- **What the task requires**: Restate the whole of the material. Keep every word, and drop the pictures.
━━ Stored rows
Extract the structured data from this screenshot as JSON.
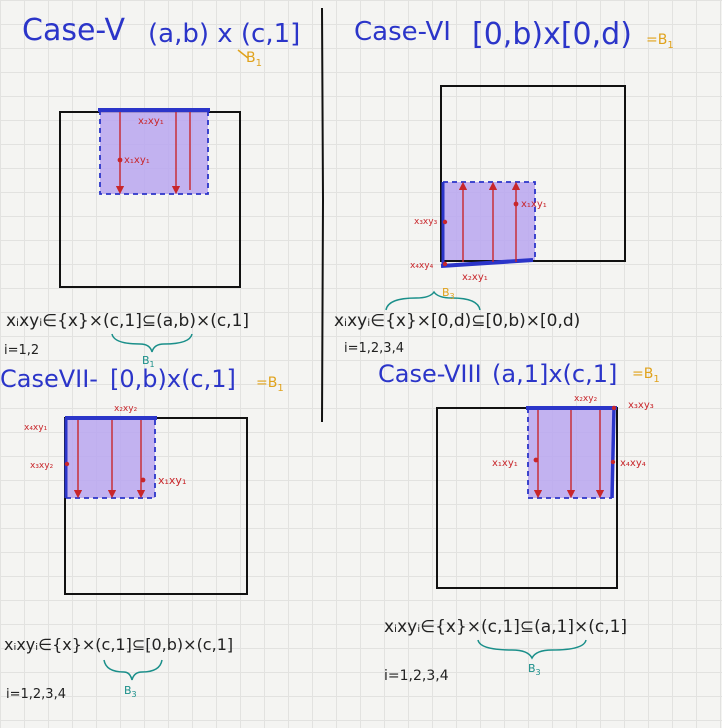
{
  "colors": {
    "region": "#b9a6f0",
    "boundary": "#2b35c9",
    "arrows": "#c8262b",
    "ink": "#222222",
    "annotation": "#e0a21c",
    "brace": "#1a8f8a"
  },
  "cases": [
    {
      "title": "Case-V",
      "domain": "(a,b) x (c,1]",
      "set_tag": "B",
      "set_tag_sub": "1",
      "labels": [
        "x₂xy₁",
        "x₁xy₁"
      ],
      "formula": "xᵢxyᵢ∈{x}×(c,1]⊆(a,b)×(c,1]",
      "brace_label": "B",
      "brace_sub": "1",
      "index_note": "i=1,2"
    },
    {
      "title": "Case-VI",
      "domain": "[0,b)x[0,d)",
      "set_tag": "=B",
      "set_tag_sub": "1",
      "labels": [
        "x₁xy₁",
        "x₃xy₃",
        "x₄xy₄",
        "x₂xy₁"
      ],
      "formula": "xᵢxyᵢ∈{x}×[0,d)⊆[0,b)×[0,d)",
      "brace_label": "B",
      "brace_sub": "3",
      "index_note": "i=1,2,3,4"
    },
    {
      "title": "CaseVII-",
      "domain": "[0,b)x(c,1]",
      "set_tag": "=B",
      "set_tag_sub": "1",
      "labels": [
        "x₂xy₂",
        "x₄xy₁",
        "x₃xy₂",
        "x₁xy₁"
      ],
      "formula": "xᵢxyᵢ∈{x}×(c,1]⊆[0,b)×(c,1]",
      "brace_label": "B",
      "brace_sub": "3",
      "index_note": "i=1,2,3,4"
    },
    {
      "title": "Case-VIII",
      "domain": "(a,1]x(c,1]",
      "set_tag": "=B",
      "set_tag_sub": "1",
      "labels": [
        "x₂xy₂",
        "x₃xy₃",
        "x₁xy₁",
        "x₄xy₄"
      ],
      "formula": "xᵢxyᵢ∈{x}×(c,1]⊆(a,1]×(c,1]",
      "brace_label": "B",
      "brace_sub": "3",
      "index_note": "i=1,2,3,4"
    }
  ]
}
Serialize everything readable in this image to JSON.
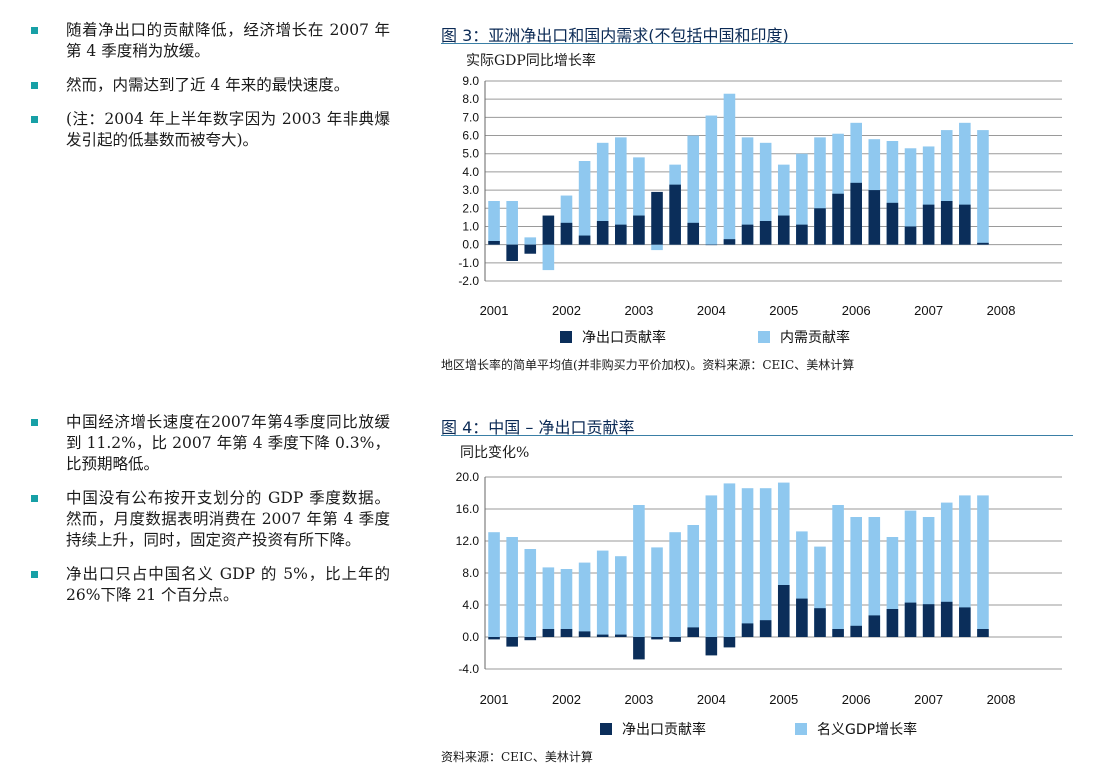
{
  "colors": {
    "dark": "#0b2e5a",
    "light": "#8fc8ef",
    "bullet": "#17a0a6",
    "title": "#0b2a55"
  },
  "section1": {
    "bullets": [
      "随着净出口的贡献降低，经济增长在 2007 年第 4 季度稍为放缓。",
      "然而，内需达到了近 4 年来的最快速度。",
      "(注：2004 年上半年数字因为 2003 年非典爆发引起的低基数而被夸大)。"
    ]
  },
  "section2": {
    "bullets": [
      "中国经济增长速度在2007年第4季度同比放缓到 11.2%，比 2007 年第 4 季度下降 0.3%，比预期略低。",
      "中国没有公布按开支划分的 GDP 季度数据。然而，月度数据表明消费在 2007 年第 4 季度持续上升，同时，固定资产投资有所下降。",
      "净出口只占中国名义 GDP 的 5%，比上年的 26%下降 21 个百分点。"
    ]
  },
  "figure3": {
    "title": "图 3：亚洲净出口和国内需求(不包括中国和印度)",
    "unit": "实际GDP同比增长率",
    "note": "地区增长率的简单平均值(并非购买力平价加权)。资料来源：CEIC、美林计算"
  },
  "figure4": {
    "title": "图 4：中国 – 净出口贡献率",
    "unit": "同比变化%",
    "note": "资料来源：CEIC、美林计算"
  },
  "chart_data": [
    {
      "type": "bar",
      "stacked": "overlay",
      "title": "图 3：亚洲净出口和国内需求(不包括中国和印度)",
      "ylabel": "实际GDP同比增长率",
      "ylim": [
        -2.0,
        9.0
      ],
      "yticks": [
        "9.0",
        "8.0",
        "7.0",
        "6.0",
        "5.0",
        "4.0",
        "3.0",
        "2.0",
        "1.0",
        "0.0",
        "-1.0",
        "-2.0"
      ],
      "year_labels": [
        "2001",
        "2002",
        "2003",
        "2004",
        "2005",
        "2006",
        "2007",
        "2008"
      ],
      "series": [
        {
          "name": "净出口贡献率",
          "color": "dark",
          "values": [
            0.2,
            -0.9,
            -0.5,
            1.6,
            1.2,
            0.5,
            1.3,
            1.1,
            1.6,
            2.9,
            3.3,
            1.2,
            0.0,
            0.3,
            1.1,
            1.3,
            1.6,
            1.1,
            2.0,
            2.8,
            3.4,
            3.0,
            2.3,
            1.0,
            2.2,
            2.4,
            2.2,
            0.1
          ]
        },
        {
          "name": "内需贡献率",
          "color": "light",
          "values": [
            2.4,
            2.4,
            0.4,
            -1.4,
            2.7,
            4.6,
            5.6,
            5.9,
            4.8,
            -0.3,
            4.4,
            6.0,
            7.1,
            8.3,
            5.9,
            5.6,
            4.4,
            5.0,
            5.9,
            6.1,
            6.7,
            5.8,
            5.7,
            5.3,
            5.4,
            6.3,
            6.7,
            6.3
          ]
        }
      ]
    },
    {
      "type": "bar",
      "stacked": "overlay",
      "title": "图 4：中国 – 净出口贡献率",
      "ylabel": "同比变化%",
      "ylim": [
        -4.0,
        20.0
      ],
      "yticks": [
        "20.0",
        "16.0",
        "12.0",
        "8.0",
        "4.0",
        "0.0",
        "-4.0"
      ],
      "year_labels": [
        "2001",
        "2002",
        "2003",
        "2004",
        "2005",
        "2006",
        "2007",
        "2008"
      ],
      "series": [
        {
          "name": "净出口贡献率",
          "color": "dark",
          "values": [
            -0.3,
            -1.2,
            -0.4,
            1.0,
            1.0,
            0.7,
            0.3,
            0.3,
            -2.8,
            -0.3,
            -0.6,
            1.2,
            -2.3,
            -1.3,
            1.7,
            2.1,
            6.5,
            4.8,
            3.6,
            1.0,
            1.4,
            2.7,
            3.5,
            4.3,
            4.1,
            4.4,
            3.7,
            1.0
          ]
        },
        {
          "name": "名义GDP增长率",
          "color": "light",
          "values": [
            13.1,
            12.5,
            11.0,
            8.7,
            8.5,
            9.3,
            10.8,
            10.1,
            16.5,
            11.2,
            13.1,
            14.0,
            17.7,
            19.2,
            18.6,
            18.6,
            19.3,
            13.2,
            11.3,
            16.5,
            15.0,
            15.0,
            12.5,
            15.8,
            15.0,
            16.8,
            17.7,
            17.7
          ]
        }
      ]
    }
  ]
}
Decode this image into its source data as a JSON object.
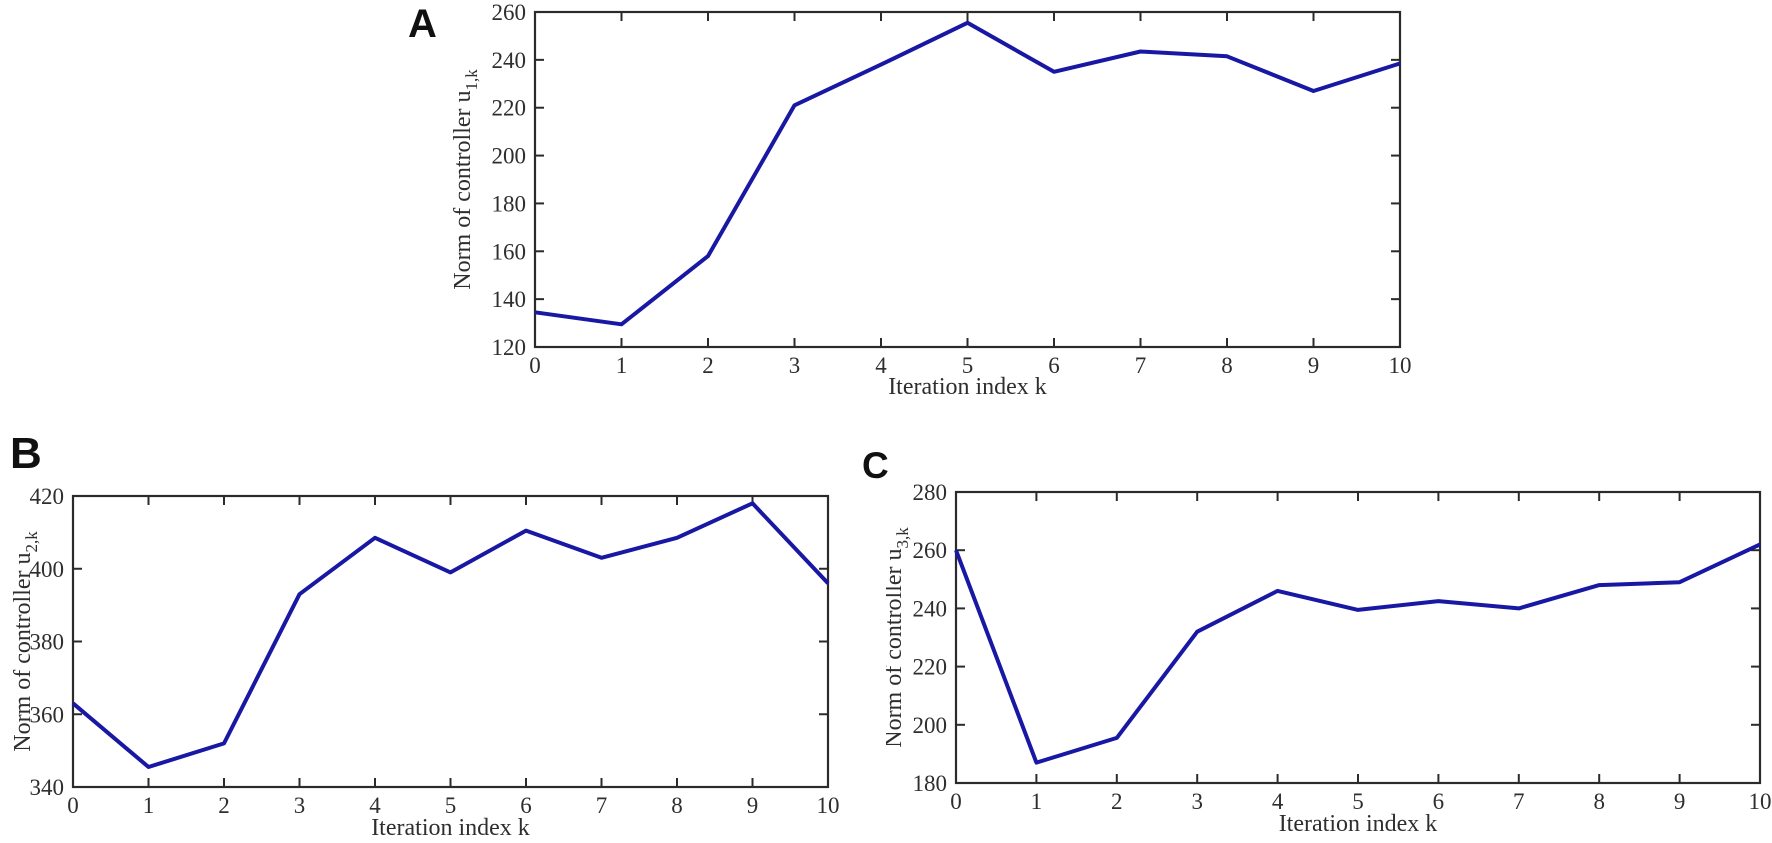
━━━━
- **The solution**:
Extract the structured data from this screenshot as JSON.
{
  "colors": {
    "region": "#b9a6f0",
    "boundary": "#2b35c9",
    "arrows": "#c8262b",
    "ink": "#222222",
    "annotation": "#e0a21c",
    "brace": "#1a8f8a"
  },
  "cases": [
    {
      "title": "Case-V",
      "domain": "(a,b) x (c,1]",
      "set_tag": "B",
      "set_tag_sub": "1",
      "labels": [
        "x₂xy₁",
        "x₁xy₁"
      ],
      "formula": "xᵢxyᵢ∈{x}×(c,1]⊆(a,b)×(c,1]",
      "brace_label": "B",
      "brace_sub": "1",
      "index_note": "i=1,2"
    },
    {
      "title": "Case-VI",
      "domain": "[0,b)x[0,d)",
      "set_tag": "=B",
      "set_tag_sub": "1",
      "labels": [
        "x₁xy₁",
        "x₃xy₃",
        "x₄xy₄",
        "x₂xy₁"
      ],
      "formula": "xᵢxyᵢ∈{x}×[0,d)⊆[0,b)×[0,d)",
      "brace_label": "B",
      "brace_sub": "3",
      "index_note": "i=1,2,3,4"
    },
    {
      "title": "CaseVII-",
      "domain": "[0,b)x(c,1]",
      "set_tag": "=B",
      "set_tag_sub": "1",
      "labels": [
        "x₂xy₂",
        "x₄xy₁",
        "x₃xy₂",
        "x₁xy₁"
      ],
      "formula": "xᵢxyᵢ∈{x}×(c,1]⊆[0,b)×(c,1]",
      "brace_label": "B",
      "brace_sub": "3",
      "index_note": "i=1,2,3,4"
    },
    {
      "title": "Case-VIII",
      "domain": "(a,1]x(c,1]",
      "set_tag": "=B",
      "set_tag_sub": "1",
      "labels": [
        "x₂xy₂",
        "x₃xy₃",
        "x₁xy₁",
        "x₄xy₄"
      ],
      "formula": "xᵢxyᵢ∈{x}×(c,1]⊆(a,1]×(c,1]",
      "brace_label": "B",
      "brace_sub": "3",
      "index_note": "i=1,2,3,4"
    }
  ]
}
Serialize everything readable in this image to JSON.
{
  "colors": {
    "dark": "#0b2e5a",
    "light": "#8fc8ef",
    "bullet": "#17a0a6",
    "title": "#0b2a55"
  },
  "section1": {
    "bullets": [
      "随着净出口的贡献降低，经济增长在 2007 年第 4 季度稍为放缓。",
      "然而，内需达到了近 4 年来的最快速度。",
      "(注：2004 年上半年数字因为 2003 年非典爆发引起的低基数而被夸大)。"
    ]
  },
  "section2": {
    "bullets": [
      "中国经济增长速度在2007年第4季度同比放缓到 11.2%，比 2007 年第 4 季度下降 0.3%，比预期略低。",
      "中国没有公布按开支划分的 GDP 季度数据。然而，月度数据表明消费在 2007 年第 4 季度持续上升，同时，固定资产投资有所下降。",
      "净出口只占中国名义 GDP 的 5%，比上年的 26%下降 21 个百分点。"
    ]
  },
  "figure3": {
    "title": "图 3：亚洲净出口和国内需求(不包括中国和印度)",
    "unit": "实际GDP同比增长率",
    "note": "地区增长率的简单平均值(并非购买力平价加权)。资料来源：CEIC、美林计算"
  },
  "figure4": {
    "title": "图 4：中国 – 净出口贡献率",
    "unit": "同比变化%",
    "note": "资料来源：CEIC、美林计算"
  },
  "chart_data": [
    {
      "type": "bar",
      "stacked": "overlay",
      "title": "图 3：亚洲净出口和国内需求(不包括中国和印度)",
      "ylabel": "实际GDP同比增长率",
      "ylim": [
        -2.0,
        9.0
      ],
      "yticks": [
        "9.0",
        "8.0",
        "7.0",
        "6.0",
        "5.0",
        "4.0",
        "3.0",
        "2.0",
        "1.0",
        "0.0",
        "-1.0",
        "-2.0"
      ],
      "year_labels": [
        "2001",
        "2002",
        "2003",
        "2004",
        "2005",
        "2006",
        "2007",
        "2008"
      ],
      "series": [
        {
          "name": "净出口贡献率",
          "color": "dark",
          "values": [
            0.2,
            -0.9,
            -0.5,
            1.6,
            1.2,
            0.5,
            1.3,
            1.1,
            1.6,
            2.9,
            3.3,
            1.2,
            0.0,
            0.3,
            1.1,
            1.3,
            1.6,
            1.1,
            2.0,
            2.8,
            3.4,
            3.0,
            2.3,
            1.0,
            2.2,
            2.4,
            2.2,
            0.1
          ]
        },
        {
          "name": "内需贡献率",
          "color": "light",
          "values": [
            2.4,
            2.4,
            0.4,
            -1.4,
            2.7,
            4.6,
            5.6,
            5.9,
            4.8,
            -0.3,
            4.4,
            6.0,
            7.1,
            8.3,
            5.9,
            5.6,
            4.4,
            5.0,
            5.9,
            6.1,
            6.7,
            5.8,
            5.7,
            5.3,
            5.4,
            6.3,
            6.7,
            6.3
          ]
        }
      ]
    },
    {
      "type": "bar",
      "stacked": "overlay",
      "title": "图 4：中国 – 净出口贡献率",
      "ylabel": "同比变化%",
      "ylim": [
        -4.0,
        20.0
      ],
      "yticks": [
        "20.0",
        "16.0",
        "12.0",
        "8.0",
        "4.0",
        "0.0",
        "-4.0"
      ],
      "year_labels": [
        "2001",
        "2002",
        "2003",
        "2004",
        "2005",
        "2006",
        "2007",
        "2008"
      ],
      "series": [
        {
          "name": "净出口贡献率",
          "color": "dark",
          "values": [
            -0.3,
            -1.2,
            -0.4,
            1.0,
            1.0,
            0.7,
            0.3,
            0.3,
            -2.8,
            -0.3,
            -0.6,
            1.2,
            -2.3,
            -1.3,
            1.7,
            2.1,
            6.5,
            4.8,
            3.6,
            1.0,
            1.4,
            2.7,
            3.5,
            4.3,
            4.1,
            4.4,
            3.7,
            1.0
          ]
        },
        {
          "name": "名义GDP增长率",
          "color": "light",
          "values": [
            13.1,
            12.5,
            11.0,
            8.7,
            8.5,
            9.3,
            10.8,
            10.1,
            16.5,
            11.2,
            13.1,
            14.0,
            17.7,
            19.2,
            18.6,
            18.6,
            19.3,
            13.2,
            11.3,
            16.5,
            15.0,
            15.0,
            12.5,
            15.8,
            15.0,
            16.8,
            17.7,
            17.7
          ]
        }
      ]
    }
  ]
}
Decode this image into its source data as a JSON object.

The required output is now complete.